→ TASK INSTRUCTIONS:
• a. In the sub-segment problem thread, what should the program print when no sub-segment is found?
• b. Please resume the sub-segment problem thread, carrying on from its last line.

→ TEXT TO READ:
====================

Find tricky/boundary/edge test cases for the problem below
Given a paragraph of text, write a program to find the first shortest sub-segment that contains each of the given k words at least once. A segment is said to be shorter than other if it contains less number of words.
Ignore characters other than [a-z][A-Z] in the text. Comparison between the strings should be case-insensitive.
If no sub-segment is found then the program should output “NO SUBSEGMENT FOUND”.
Input format :
First line of the input contains the text.
Next line contains k , the number of words given to be searched.
Each of the next k lines contains a word.
Output format :
Print first shortest sub-segment that contains given k words , ignore special characters, numbers.If no sub-segment is found it should return “NO SUBSEGMENT FOUND”
Sample Input :
This is a test. This is a programming test. This is a programming test in any language.
4
this
a
test
programming
Sample Output :
a programming test This
Explanation :
In this test case segment “a programming test. This” contains given four words. You have to print without special characters, numbers so output is “a programming test This”. Another segment “This is a programming test.” also contains given four words but have more number of words.
Constraint :
Total number of character in a paragraph will not be more than 200,000.
0 < k <= no. of words in paragraph.
0 < Each word length < 15
2 cases where people mostly fail are limited input size for paragraph text…
and not giving duplicate strings(in the list of words to be found)
Forget about mixing special characters/spaces with alphabets to form a string(word) to be included in the list of words to be found(u can ignore this case)
public static int getSubSeqEnd(Integer curr_begin, Integer prev_begin, Integer curr_min_len, ArrayList<Integer> input_int, ArrayList<Integer> key_int)
{
//check if minimum no. words required are left in the string to scan
if ((curr_begin + key_int.size() -1) > input_int.size())
return -1;
//ensure curr_begin starts only from an index more than (prev_begin+curr_min_len) otherwise previous was the minimum subsegment
if (curr_begin == (prev_begin+curr_min_len-1))
return -1;
HashMap<Integer, Integer> key_flags = new HashMap<>();
for (int i=curr_begin; i<input_int.size(); i++)
{
if ((i-curr_begin)>=curr_min_len)
return -1;
Integer curr_word = input_int.get(i);
if (key_int.contains(curr_word) && key_flags.get(curr_word) == null)
key_flags.put(curr_word, 1);
if (key_flags.size() == key_int.size())
return i;
}
return -1;
}
public static void main(String[] args) {
String input = "";
String[] key = null;
Integer n_keys=0;
try{
//BufferedReader br = new BufferedReader(new InputStreamReader(System.in));
//input = br.readLine();
Scanner sc = new Scanner(System.in);
input = sc.nextLine();
if (input.length() > 200000)
System.exit(0);
input = input.replaceAll("[^A-Za-z]+", "+").replaceAll("\\+", " ").trim();
n_keys = sc.nextInt();//Integer.parseInt(br.readLine());
key = new String[n_keys];
for (int i=0;i<n_keys; i++)
key[i] = sc.next();//br.readLine();
}
catch (Exception ex)

====================

→ Element location data:
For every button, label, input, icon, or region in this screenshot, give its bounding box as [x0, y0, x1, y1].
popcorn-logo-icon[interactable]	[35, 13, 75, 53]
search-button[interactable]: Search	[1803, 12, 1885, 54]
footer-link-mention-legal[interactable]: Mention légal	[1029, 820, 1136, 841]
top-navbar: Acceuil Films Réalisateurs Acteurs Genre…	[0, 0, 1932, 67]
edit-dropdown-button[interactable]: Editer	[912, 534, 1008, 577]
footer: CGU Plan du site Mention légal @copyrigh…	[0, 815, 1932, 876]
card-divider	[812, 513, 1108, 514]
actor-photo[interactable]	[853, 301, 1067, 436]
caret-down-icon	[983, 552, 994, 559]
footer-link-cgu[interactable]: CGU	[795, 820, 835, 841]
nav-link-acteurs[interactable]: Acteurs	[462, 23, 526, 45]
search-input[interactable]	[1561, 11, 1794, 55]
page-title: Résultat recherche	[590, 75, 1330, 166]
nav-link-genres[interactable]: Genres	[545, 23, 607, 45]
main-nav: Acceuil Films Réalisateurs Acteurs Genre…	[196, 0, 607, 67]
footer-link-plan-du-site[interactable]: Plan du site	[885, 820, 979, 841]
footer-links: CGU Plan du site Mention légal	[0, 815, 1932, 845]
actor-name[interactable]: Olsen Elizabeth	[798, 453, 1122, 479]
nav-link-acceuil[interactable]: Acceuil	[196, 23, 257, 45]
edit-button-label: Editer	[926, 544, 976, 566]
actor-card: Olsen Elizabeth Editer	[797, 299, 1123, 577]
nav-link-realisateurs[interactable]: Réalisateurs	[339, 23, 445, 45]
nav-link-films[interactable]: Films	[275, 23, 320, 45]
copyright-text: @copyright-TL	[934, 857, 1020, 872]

====================

→ THE ANSWERS:
• a. NO SUBSEGMENT FOUND

• b.
{
System.out.println("Total number of characters in a paragraph should not be more than 200,000.");
System.exit(0);
}
ArrayList<Integer> input_int = new ArrayList<Integer>(); //integer array representation of input
ArrayList<Integer> select_indices = new ArrayList<Integer>(); //possible start/end indices of the subsegment;
//map representing key words and their mapped integer values
HashMap<String, Integer> key_int = new HashMap<String, Integer>();
for (int i=0; i<key.length; i++)
{
String curr_key = key[i].toLowerCase();
curr_key = key[i].replaceAll("[^a-zA-Z]", "");
if(!key_int.containsKey(curr_key) && (curr_key.compareTo("") !=0) )
key_int.put(curr_key, -1);//mark as not present by default
}
//Scan input string assign an integer for every word:
HashMap<String, Integer> wordmap = new HashMap<String, Integer>();
String curr_word = "";
Integer k=1;
String[] input_parts = input.split(" ");
String input_part_lower=null;
for (int i=0;i<input_parts.length; i++)
{
//Constraint check
if (input_parts[i].length() >= 15)
System.exit(0);
input_parts[i] = input_parts[i].replaceAll("[^a-zA-Z]", "");
input_part_lower = input_parts[i].toLowerCase();
if (!wordmap.containsKey(input_part_lower))
wordmap.put(input_part_lower, k++);
//Integer array representation of input
input_int.add(wordmap.get(input_part_lower));
//update key_int with the integer value of each words if it's not already updated
if (key_int.containsKey(input_part_lower))
{
//Update this as a possible start/end index of the subsegment
select_indices.add(input_int.size()-1);
if (key_int.get(input_part_lower) == -1)
{
key_int.remove(input_part_lower);
key_int.put(input_part_lower, wordmap.get(input_part_lower));
}
}
}
//Constraints check
if (n_keys < 1)
System.exit(0);
//Error check if key is not in the Text, no point in proceeding.
if (key_int.containsValue(-1))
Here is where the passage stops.